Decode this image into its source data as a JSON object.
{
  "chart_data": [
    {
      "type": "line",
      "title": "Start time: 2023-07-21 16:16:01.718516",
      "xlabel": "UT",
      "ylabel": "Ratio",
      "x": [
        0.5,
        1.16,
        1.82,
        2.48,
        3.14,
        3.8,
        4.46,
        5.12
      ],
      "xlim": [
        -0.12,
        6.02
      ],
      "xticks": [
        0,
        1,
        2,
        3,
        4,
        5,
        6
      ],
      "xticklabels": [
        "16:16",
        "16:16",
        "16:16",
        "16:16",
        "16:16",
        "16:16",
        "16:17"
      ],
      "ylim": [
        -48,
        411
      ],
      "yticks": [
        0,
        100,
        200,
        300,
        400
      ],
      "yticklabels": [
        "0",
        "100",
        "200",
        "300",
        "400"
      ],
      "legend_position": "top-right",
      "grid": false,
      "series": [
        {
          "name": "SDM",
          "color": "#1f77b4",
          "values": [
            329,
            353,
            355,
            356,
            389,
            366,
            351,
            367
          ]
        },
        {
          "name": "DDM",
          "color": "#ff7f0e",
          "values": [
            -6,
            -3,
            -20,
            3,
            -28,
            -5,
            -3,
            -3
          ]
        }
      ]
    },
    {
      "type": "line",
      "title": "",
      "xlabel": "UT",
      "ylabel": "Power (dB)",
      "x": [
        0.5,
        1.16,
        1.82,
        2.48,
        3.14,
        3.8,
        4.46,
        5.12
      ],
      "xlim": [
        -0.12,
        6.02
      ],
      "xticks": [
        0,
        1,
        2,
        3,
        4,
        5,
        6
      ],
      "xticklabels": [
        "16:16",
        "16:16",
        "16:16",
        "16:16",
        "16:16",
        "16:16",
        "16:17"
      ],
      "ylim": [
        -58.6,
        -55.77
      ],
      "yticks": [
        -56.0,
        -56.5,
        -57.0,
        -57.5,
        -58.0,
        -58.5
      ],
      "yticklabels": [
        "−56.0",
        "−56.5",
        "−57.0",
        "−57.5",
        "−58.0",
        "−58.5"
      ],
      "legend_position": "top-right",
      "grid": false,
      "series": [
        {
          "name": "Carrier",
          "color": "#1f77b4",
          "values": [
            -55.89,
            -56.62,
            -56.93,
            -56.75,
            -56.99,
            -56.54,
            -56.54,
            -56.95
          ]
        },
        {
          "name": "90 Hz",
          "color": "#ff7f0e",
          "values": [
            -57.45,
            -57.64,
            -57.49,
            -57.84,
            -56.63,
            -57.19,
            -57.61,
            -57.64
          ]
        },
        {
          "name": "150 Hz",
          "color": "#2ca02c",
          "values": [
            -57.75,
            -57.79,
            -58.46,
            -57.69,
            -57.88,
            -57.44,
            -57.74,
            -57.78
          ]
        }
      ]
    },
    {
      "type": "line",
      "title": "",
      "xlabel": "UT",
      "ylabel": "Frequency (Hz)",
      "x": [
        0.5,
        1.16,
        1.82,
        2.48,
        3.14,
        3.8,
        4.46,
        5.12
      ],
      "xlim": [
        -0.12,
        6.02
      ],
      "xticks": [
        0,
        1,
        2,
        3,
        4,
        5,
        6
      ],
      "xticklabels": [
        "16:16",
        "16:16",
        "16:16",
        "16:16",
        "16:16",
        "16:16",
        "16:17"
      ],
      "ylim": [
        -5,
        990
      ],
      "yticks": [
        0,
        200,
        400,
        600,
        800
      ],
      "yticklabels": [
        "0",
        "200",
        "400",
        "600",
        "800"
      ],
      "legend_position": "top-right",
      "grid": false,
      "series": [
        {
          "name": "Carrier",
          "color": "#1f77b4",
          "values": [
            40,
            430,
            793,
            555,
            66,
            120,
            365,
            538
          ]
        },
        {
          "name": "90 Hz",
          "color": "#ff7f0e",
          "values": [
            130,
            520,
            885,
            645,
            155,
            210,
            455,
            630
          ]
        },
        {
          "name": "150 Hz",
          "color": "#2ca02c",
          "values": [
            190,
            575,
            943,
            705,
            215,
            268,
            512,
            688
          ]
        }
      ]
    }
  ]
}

**Set exercise**
Return all of the entries exactly as written.

**Correct answer**
Decode this image into its source data as a JSON object.
{
  "chart_data": [
    {
      "type": "line",
      "title": "Start time: 2023-07-21 16:16:01.718516",
      "xlabel": "UT",
      "ylabel": "Ratio",
      "x": [
        0.5,
        1.16,
        1.82,
        2.48,
        3.14,
        3.8,
        4.46,
        5.12
      ],
      "xlim": [
        -0.12,
        6.02
      ],
      "xticks": [
        0,
        1,
        2,
        3,
        4,
        5,
        6
      ],
      "xticklabels": [
        "16:16",
        "16:16",
        "16:16",
        "16:16",
        "16:16",
        "16:16",
        "16:17"
      ],
      "ylim": [
        -48,
        411
      ],
      "yticks": [
        0,
        100,
        200,
        300,
        400
      ],
      "yticklabels": [
        "0",
        "100",
        "200",
        "300",
        "400"
      ],
      "legend_position": "top-right",
      "grid": false,
      "series": [
        {
          "name": "SDM",
          "color": "#1f77b4",
          "values": [
            329,
            353,
            355,
            356,
            389,
            366,
            351,
            367
          ]
        },
        {
          "name": "DDM",
          "color": "#ff7f0e",
          "values": [
            -6,
            -3,
            -20,
            3,
            -28,
            -5,
            -3,
            -3
          ]
        }
      ]
    },
    {
      "type": "line",
      "title": "",
      "xlabel": "UT",
      "ylabel": "Power (dB)",
      "x": [
        0.5,
        1.16,
        1.82,
        2.48,
        3.14,
        3.8,
        4.46,
        5.12
      ],
      "xlim": [
        -0.12,
        6.02
      ],
      "xticks": [
        0,
        1,
        2,
        3,
        4,
        5,
        6
      ],
      "xticklabels": [
        "16:16",
        "16:16",
        "16:16",
        "16:16",
        "16:16",
        "16:16",
        "16:17"
      ],
      "ylim": [
        -58.6,
        -55.77
      ],
      "yticks": [
        -56.0,
        -56.5,
        -57.0,
        -57.5,
        -58.0,
        -58.5
      ],
      "yticklabels": [
        "−56.0",
        "−56.5",
        "−57.0",
        "−57.5",
        "−58.0",
        "−58.5"
      ],
      "legend_position": "top-right",
      "grid": false,
      "series": [
        {
          "name": "Carrier",
          "color": "#1f77b4",
          "values": [
            -55.89,
            -56.62,
            -56.93,
            -56.75,
            -56.99,
            -56.54,
            -56.54,
            -56.95
          ]
        },
        {
          "name": "90 Hz",
          "color": "#ff7f0e",
          "values": [
            -57.45,
            -57.64,
            -57.49,
            -57.84,
            -56.63,
            -57.19,
            -57.61,
            -57.64
          ]
        },
        {
          "name": "150 Hz",
          "color": "#2ca02c",
          "values": [
            -57.75,
            -57.79,
            -58.46,
            -57.69,
            -57.88,
            -57.44,
            -57.74,
            -57.78
          ]
        }
      ]
    },
    {
      "type": "line",
      "title": "",
      "xlabel": "UT",
      "ylabel": "Frequency (Hz)",
      "x": [
        0.5,
        1.16,
        1.82,
        2.48,
        3.14,
        3.8,
        4.46,
        5.12
      ],
      "xlim": [
        -0.12,
        6.02
      ],
      "xticks": [
        0,
        1,
        2,
        3,
        4,
        5,
        6
      ],
      "xticklabels": [
        "16:16",
        "16:16",
        "16:16",
        "16:16",
        "16:16",
        "16:16",
        "16:17"
      ],
      "ylim": [
        -5,
        990
      ],
      "yticks": [
        0,
        200,
        400,
        600,
        800
      ],
      "yticklabels": [
        "0",
        "200",
        "400",
        "600",
        "800"
      ],
      "legend_position": "top-right",
      "grid": false,
      "series": [
        {
          "name": "Carrier",
          "color": "#1f77b4",
          "values": [
            40,
            430,
            793,
            555,
            66,
            120,
            365,
            538
          ]
        },
        {
          "name": "90 Hz",
          "color": "#ff7f0e",
          "values": [
            130,
            520,
            885,
            645,
            155,
            210,
            455,
            630
          ]
        },
        {
          "name": "150 Hz",
          "color": "#2ca02c",
          "values": [
            190,
            575,
            943,
            705,
            215,
            268,
            512,
            688
          ]
        }
      ]
    }
  ]
}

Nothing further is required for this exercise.